··· 処理対象データ ···

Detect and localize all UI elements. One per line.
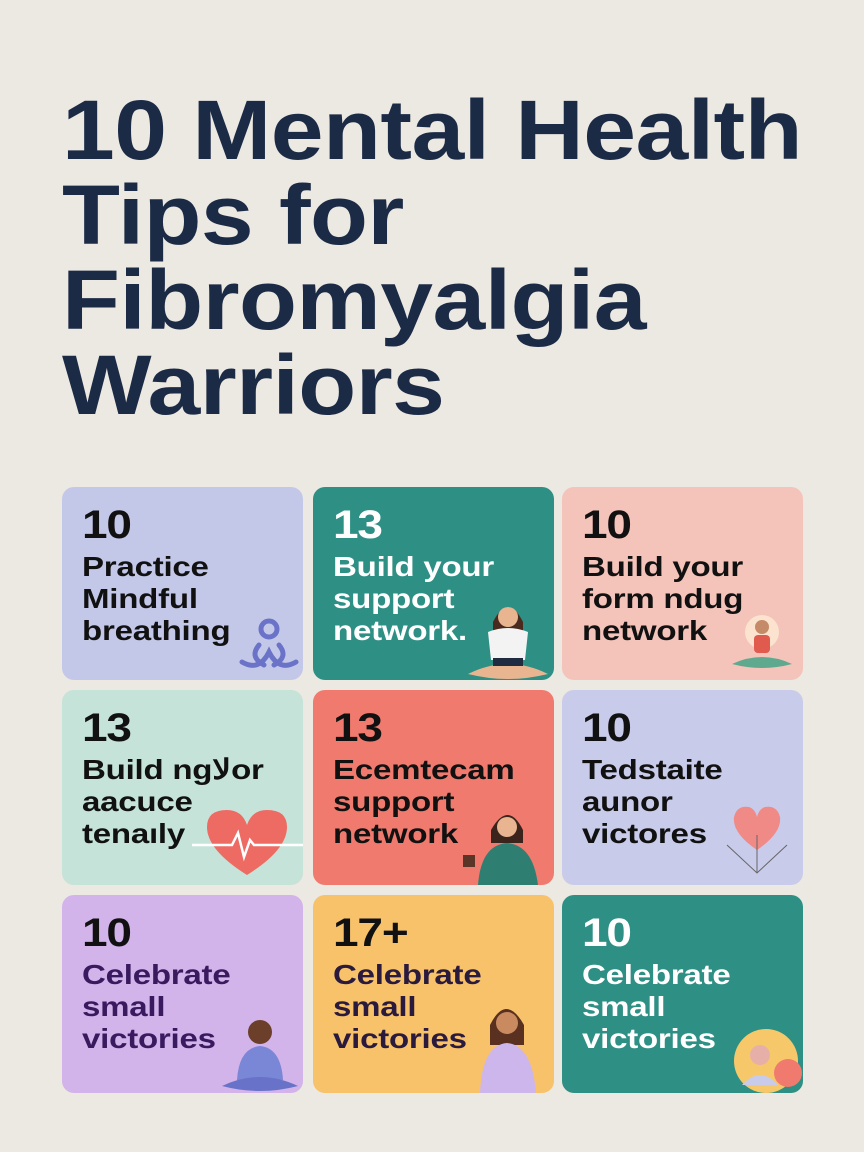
icon: heart with pulse: [192, 810, 303, 875]
card 9: victories: [582, 1023, 716, 1054]
card 5: [313, 690, 554, 885]
card 6: 10: [582, 706, 631, 750]
card 9: [562, 895, 803, 1093]
card 3: Build your: [582, 551, 743, 582]
card 6: aunor: [582, 786, 673, 817]
card 3: form ndug: [582, 583, 743, 614]
card 9: small: [582, 991, 665, 1022]
card 2: support network: [313, 487, 554, 680]
card 8: victories: [333, 1023, 467, 1054]
icon: woman meditating: [468, 607, 548, 679]
icon: circle portrait: [734, 1029, 802, 1093]
icon: woman with mug: [480, 1009, 536, 1093]
card 4: aacuce: [82, 786, 193, 817]
card 1: mindful breathing: [62, 487, 303, 680]
card 3: 10: [582, 503, 631, 547]
card 1: mindful breathing: Mindful: [82, 583, 198, 614]
title: Tips for: [62, 168, 404, 262]
card 5: network: [333, 818, 458, 849]
card 9: Celebrate: [582, 959, 730, 990]
card 8: small: [333, 991, 416, 1022]
card 5: Ecemtecam: [333, 754, 515, 785]
card 2: support network: network.: [333, 615, 467, 646]
icon: meditating person: [222, 1020, 298, 1091]
title: [62, 83, 802, 432]
card 1: mindful breathing: breathing: [82, 615, 230, 646]
icon: woman with cup: [463, 815, 538, 885]
card 7: victories: [82, 1023, 216, 1054]
card 2: support network: Build your: [333, 551, 494, 582]
title: Fibromyalgia: [62, 253, 646, 347]
card 1: mindful breathing: 10: [82, 503, 131, 547]
card 8: 17+: [333, 911, 408, 955]
card 6: [562, 690, 803, 885]
card 7: 10: [82, 911, 131, 955]
card 5: 13: [333, 706, 382, 750]
card 3: [562, 487, 803, 680]
card 9: 10: [582, 911, 631, 955]
card 6: Tedstaite: [582, 754, 722, 785]
title: Warriors: [62, 338, 444, 432]
card 2: support network: 13: [333, 503, 382, 547]
card 8: [313, 895, 554, 1093]
card 6: victores: [582, 818, 707, 849]
card 7: small: [82, 991, 165, 1022]
card 4: Build ngﻻor: [82, 754, 264, 785]
card 4: [62, 690, 303, 885]
card 5: support: [333, 786, 454, 817]
title: 10 Mental Health: [62, 83, 802, 177]
card 8: Celebrate: [333, 959, 481, 990]
card 7: Celebrate: [82, 959, 230, 990]
card 7: [62, 895, 303, 1093]
card 3: network: [582, 615, 707, 646]
card 4: tenaıly: [82, 818, 185, 849]
card 2: support network: support: [333, 583, 454, 614]
card 4: 13: [82, 706, 131, 750]
card 1: mindful breathing: Practice: [82, 551, 209, 582]
icon: meditating figure: [732, 615, 792, 668]
icon: heart: [726, 806, 788, 874]
icon: meditation: [240, 618, 298, 668]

···

● 作業内容:
「icon: heart with pulse: [192, 810, 303, 875]」を含む行から「card 7: 10: [82, 911, 131, 955]」を含む行までを対象に、「victories」を「achievements」に置き換えて編集し、その範囲の行のみを示してください。ほかの部分はすべてそのままにしてください。

● 作業結果:
icon: heart with pulse: [192, 810, 303, 875]
card 9: achievements: [582, 1023, 716, 1054]
card 5: [313, 690, 554, 885]
card 6: 10: [582, 706, 631, 750]
card 9: [562, 895, 803, 1093]
card 3: Build your: [582, 551, 743, 582]
card 6: aunor: [582, 786, 673, 817]
card 3: form ndug: [582, 583, 743, 614]
card 9: small: [582, 991, 665, 1022]
card 2: support network: [313, 487, 554, 680]
card 8: achievements: [333, 1023, 467, 1054]
icon: woman meditating: [468, 607, 548, 679]
icon: circle portrait: [734, 1029, 802, 1093]
icon: woman with mug: [480, 1009, 536, 1093]
card 4: aacuce: [82, 786, 193, 817]
card 1: mindful breathing: [62, 487, 303, 680]
card 3: 10: [582, 503, 631, 547]
card 1: mindful breathing: Mindful: [82, 583, 198, 614]
title: Tips for: [62, 168, 404, 262]
card 5: network: [333, 818, 458, 849]
card 9: Celebrate: [582, 959, 730, 990]
card 8: small: [333, 991, 416, 1022]
card 5: Ecemtecam: [333, 754, 515, 785]
card 2: support network: network.: [333, 615, 467, 646]
icon: meditating person: [222, 1020, 298, 1091]
title: [62, 83, 802, 432]
card 1: mindful breathing: breathing: [82, 615, 230, 646]
icon: woman with cup: [463, 815, 538, 885]
card 7: achievements: [82, 1023, 216, 1054]
card 2: support network: Build your: [333, 551, 494, 582]
title: Fibromyalgia: [62, 253, 646, 347]
card 1: mindful breathing: 10: [82, 503, 131, 547]
card 8: 17+: [333, 911, 408, 955]
card 6: [562, 690, 803, 885]
card 7: 10: [82, 911, 131, 955]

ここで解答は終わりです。